### [Exercise goal]
Restate the entries below word for word, leaving nothing out.

==== Dataset excerpts ====

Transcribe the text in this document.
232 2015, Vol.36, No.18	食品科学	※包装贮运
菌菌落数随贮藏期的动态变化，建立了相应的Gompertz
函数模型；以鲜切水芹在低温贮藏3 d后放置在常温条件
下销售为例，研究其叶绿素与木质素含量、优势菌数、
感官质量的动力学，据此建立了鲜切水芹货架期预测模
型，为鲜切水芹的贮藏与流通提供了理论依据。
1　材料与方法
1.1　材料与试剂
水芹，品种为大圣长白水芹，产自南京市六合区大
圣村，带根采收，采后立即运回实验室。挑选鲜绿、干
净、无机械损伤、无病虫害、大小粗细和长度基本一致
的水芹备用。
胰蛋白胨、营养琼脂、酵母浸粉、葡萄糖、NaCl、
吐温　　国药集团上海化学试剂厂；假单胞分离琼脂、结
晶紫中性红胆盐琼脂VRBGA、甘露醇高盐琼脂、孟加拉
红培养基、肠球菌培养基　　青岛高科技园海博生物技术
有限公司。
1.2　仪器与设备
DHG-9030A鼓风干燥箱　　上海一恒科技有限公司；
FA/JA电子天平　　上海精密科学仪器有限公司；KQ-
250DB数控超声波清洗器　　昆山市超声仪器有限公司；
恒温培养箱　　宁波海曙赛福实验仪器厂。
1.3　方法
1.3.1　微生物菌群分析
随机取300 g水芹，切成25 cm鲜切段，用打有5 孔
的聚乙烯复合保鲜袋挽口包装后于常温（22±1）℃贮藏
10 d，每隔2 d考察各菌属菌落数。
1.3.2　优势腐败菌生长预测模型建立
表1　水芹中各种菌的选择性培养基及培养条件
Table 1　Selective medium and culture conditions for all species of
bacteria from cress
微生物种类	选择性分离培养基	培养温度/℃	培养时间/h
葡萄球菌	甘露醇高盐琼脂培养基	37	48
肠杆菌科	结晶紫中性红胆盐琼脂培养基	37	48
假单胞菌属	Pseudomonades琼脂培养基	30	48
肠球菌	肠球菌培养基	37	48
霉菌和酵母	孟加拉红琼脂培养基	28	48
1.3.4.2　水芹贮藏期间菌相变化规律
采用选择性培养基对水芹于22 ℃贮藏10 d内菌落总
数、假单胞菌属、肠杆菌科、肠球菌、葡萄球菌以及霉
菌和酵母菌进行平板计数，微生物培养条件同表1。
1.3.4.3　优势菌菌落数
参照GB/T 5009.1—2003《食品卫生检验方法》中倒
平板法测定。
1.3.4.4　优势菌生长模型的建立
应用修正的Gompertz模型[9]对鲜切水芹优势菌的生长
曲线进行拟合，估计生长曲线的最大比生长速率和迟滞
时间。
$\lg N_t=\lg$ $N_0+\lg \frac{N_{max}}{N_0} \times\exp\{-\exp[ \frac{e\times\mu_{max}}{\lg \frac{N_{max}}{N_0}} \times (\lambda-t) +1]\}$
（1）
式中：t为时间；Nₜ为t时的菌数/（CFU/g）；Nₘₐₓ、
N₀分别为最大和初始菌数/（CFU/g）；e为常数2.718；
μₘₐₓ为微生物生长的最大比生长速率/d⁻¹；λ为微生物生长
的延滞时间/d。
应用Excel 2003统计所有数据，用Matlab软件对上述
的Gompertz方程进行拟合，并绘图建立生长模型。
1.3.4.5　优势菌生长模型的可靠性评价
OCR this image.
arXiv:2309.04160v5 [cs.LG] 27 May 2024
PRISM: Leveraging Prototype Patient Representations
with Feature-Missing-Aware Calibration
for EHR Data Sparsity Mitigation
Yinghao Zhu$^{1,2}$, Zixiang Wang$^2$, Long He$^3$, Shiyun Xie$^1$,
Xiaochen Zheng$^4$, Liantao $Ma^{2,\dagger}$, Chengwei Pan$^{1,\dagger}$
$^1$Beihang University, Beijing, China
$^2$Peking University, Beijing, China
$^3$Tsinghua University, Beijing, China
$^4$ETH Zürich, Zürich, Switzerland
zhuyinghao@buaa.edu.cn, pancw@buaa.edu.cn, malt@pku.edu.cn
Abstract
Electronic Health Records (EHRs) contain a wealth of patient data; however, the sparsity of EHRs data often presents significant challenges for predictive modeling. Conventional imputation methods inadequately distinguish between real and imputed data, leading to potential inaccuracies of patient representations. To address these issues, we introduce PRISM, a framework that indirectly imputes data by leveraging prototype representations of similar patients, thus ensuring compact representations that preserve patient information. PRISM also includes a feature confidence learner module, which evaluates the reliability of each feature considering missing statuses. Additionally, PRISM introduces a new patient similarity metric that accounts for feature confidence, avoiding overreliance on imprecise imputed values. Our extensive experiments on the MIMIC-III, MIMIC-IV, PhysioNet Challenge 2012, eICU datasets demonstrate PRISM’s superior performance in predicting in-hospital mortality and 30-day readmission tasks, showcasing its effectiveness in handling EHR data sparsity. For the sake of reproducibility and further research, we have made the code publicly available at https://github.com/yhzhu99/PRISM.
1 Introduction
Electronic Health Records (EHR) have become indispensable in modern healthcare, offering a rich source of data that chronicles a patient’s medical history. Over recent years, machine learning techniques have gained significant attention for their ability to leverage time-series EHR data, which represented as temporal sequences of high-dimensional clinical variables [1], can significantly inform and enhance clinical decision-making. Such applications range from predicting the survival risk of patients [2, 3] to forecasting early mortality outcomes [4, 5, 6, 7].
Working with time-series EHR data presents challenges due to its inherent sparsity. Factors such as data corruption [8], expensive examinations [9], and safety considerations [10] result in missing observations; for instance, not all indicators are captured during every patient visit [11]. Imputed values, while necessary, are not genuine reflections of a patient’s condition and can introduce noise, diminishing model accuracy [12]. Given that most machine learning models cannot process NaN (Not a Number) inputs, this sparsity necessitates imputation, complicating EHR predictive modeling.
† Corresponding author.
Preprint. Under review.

====

### [Expected output]
Transcribe the text in this document.
232 2015, Vol.36, No.18	食品科学	※包装贮运
菌菌落数随贮藏期的动态变化，建立了相应的Gompertz
函数模型；以鲜切水芹在低温贮藏3 d后放置在常温条件
下销售为例，研究其叶绿素与木质素含量、优势菌数、
感官质量的动力学，据此建立了鲜切水芹货架期预测模
型，为鲜切水芹的贮藏与流通提供了理论依据。
1　材料与方法
1.1　材料与试剂
水芹，品种为大圣长白水芹，产自南京市六合区大
圣村，带根采收，采后立即运回实验室。挑选鲜绿、干
净、无机械损伤、无病虫害、大小粗细和长度基本一致
的水芹备用。
胰蛋白胨、营养琼脂、酵母浸粉、葡萄糖、NaCl、
吐温　　国药集团上海化学试剂厂；假单胞分离琼脂、结
晶紫中性红胆盐琼脂VRBGA、甘露醇高盐琼脂、孟加拉
红培养基、肠球菌培养基　　青岛高科技园海博生物技术
有限公司。
1.2　仪器与设备
DHG-9030A鼓风干燥箱　　上海一恒科技有限公司；
FA/JA电子天平　　上海精密科学仪器有限公司；KQ-
250DB数控超声波清洗器　　昆山市超声仪器有限公司；
恒温培养箱　　宁波海曙赛福实验仪器厂。
1.3　方法
1.3.1　微生物菌群分析
随机取300 g水芹，切成25 cm鲜切段，用打有5 孔
的聚乙烯复合保鲜袋挽口包装后于常温（22±1）℃贮藏
10 d，每隔2 d考察各菌属菌落数。
1.3.2　优势腐败菌生长预测模型建立
表1　水芹中各种菌的选择性培养基及培养条件
Table 1　Selective medium and culture conditions for all species of
bacteria from cress
微生物种类	选择性分离培养基	培养温度/℃	培养时间/h
葡萄球菌	甘露醇高盐琼脂培养基	37	48
肠杆菌科	结晶紫中性红胆盐琼脂培养基	37	48
假单胞菌属	Pseudomonades琼脂培养基	30	48
肠球菌	肠球菌培养基	37	48
霉菌和酵母	孟加拉红琼脂培养基	28	48
1.3.4.2　水芹贮藏期间菌相变化规律
采用选择性培养基对水芹于22 ℃贮藏10 d内菌落总
数、假单胞菌属、肠杆菌科、肠球菌、葡萄球菌以及霉
菌和酵母菌进行平板计数，微生物培养条件同表1。
1.3.4.3　优势菌菌落数
参照GB/T 5009.1—2003《食品卫生检验方法》中倒
平板法测定。
1.3.4.4　优势菌生长模型的建立
应用修正的Gompertz模型[9]对鲜切水芹优势菌的生长
曲线进行拟合，估计生长曲线的最大比生长速率和迟滞
时间。
$\lg N_t=\lg$ $N_0+\lg \frac{N_{max}}{N_0} \times\exp\{-\exp[ \frac{e\times\mu_{max}}{\lg \frac{N_{max}}{N_0}} \times (\lambda-t) +1]\}$
（1）
式中：t为时间；Nₜ为t时的菌数/（CFU/g）；Nₘₐₓ、
N₀分别为最大和初始菌数/（CFU/g）；e为常数2.718；
μₘₐₓ为微生物生长的最大比生长速率/d⁻¹；λ为微生物生长
的延滞时间/d。
应用Excel 2003统计所有数据，用Matlab软件对上述
的Gompertz方程进行拟合，并绘图建立生长模型。
1.3.4.5　优势菌生长模型的可靠性评价
OCR this image.
arXiv:2309.04160v5 [cs.LG] 27 May 2024
PRISM: Leveraging Prototype Patient Representations
with Feature-Missing-Aware Calibration
for EHR Data Sparsity Mitigation
Yinghao Zhu$^{1,2}$, Zixiang Wang$^2$, Long He$^3$, Shiyun Xie$^1$,
Xiaochen Zheng$^4$, Liantao $Ma^{2,\dagger}$, Chengwei Pan$^{1,\dagger}$
$^1$Beihang University, Beijing, China
$^2$Peking University, Beijing, China
$^3$Tsinghua University, Beijing, China
$^4$ETH Zürich, Zürich, Switzerland
zhuyinghao@buaa.edu.cn, pancw@buaa.edu.cn, malt@pku.edu.cn
Abstract
Electronic Health Records (EHRs) contain a wealth of patient data; however, the sparsity of EHRs data often presents significant challenges for predictive modeling. Conventional imputation methods inadequately distinguish between real and imputed data, leading to potential inaccuracies of patient representations. To address these issues, we introduce PRISM, a framework that indirectly imputes data by leveraging prototype representations of similar patients, thus ensuring compact representations that preserve patient information. PRISM also includes a feature confidence learner module, which evaluates the reliability of each feature considering missing statuses. Additionally, PRISM introduces a new patient similarity metric that accounts for feature confidence, avoiding overreliance on imprecise imputed values. Our extensive experiments on the MIMIC-III, MIMIC-IV, PhysioNet Challenge 2012, eICU datasets demonstrate PRISM’s superior performance in predicting in-hospital mortality and 30-day readmission tasks, showcasing its effectiveness in handling EHR data sparsity. For the sake of reproducibility and further research, we have made the code publicly available at https://github.com/yhzhu99/PRISM.
1 Introduction
Electronic Health Records (EHR) have become indispensable in modern healthcare, offering a rich source of data that chronicles a patient’s medical history. Over recent years, machine learning techniques have gained significant attention for their ability to leverage time-series EHR data, which represented as temporal sequences of high-dimensional clinical variables [1], can significantly inform and enhance clinical decision-making. Such applications range from predicting the survival risk of patients [2, 3] to forecasting early mortality outcomes [4, 5, 6, 7].
Working with time-series EHR data presents challenges due to its inherent sparsity. Factors such as data corruption [8], expensive examinations [9], and safety considerations [10] result in missing observations; for instance, not all indicators are captured during every patient visit [11]. Imputed values, while necessary, are not genuine reflections of a patient’s condition and can introduce noise, diminishing model accuracy [12]. Given that most machine learning models cannot process NaN (Not a Number) inputs, this sparsity necessitates imputation, complicating EHR predictive modeling.
† Corresponding author.
Preprint. Under review.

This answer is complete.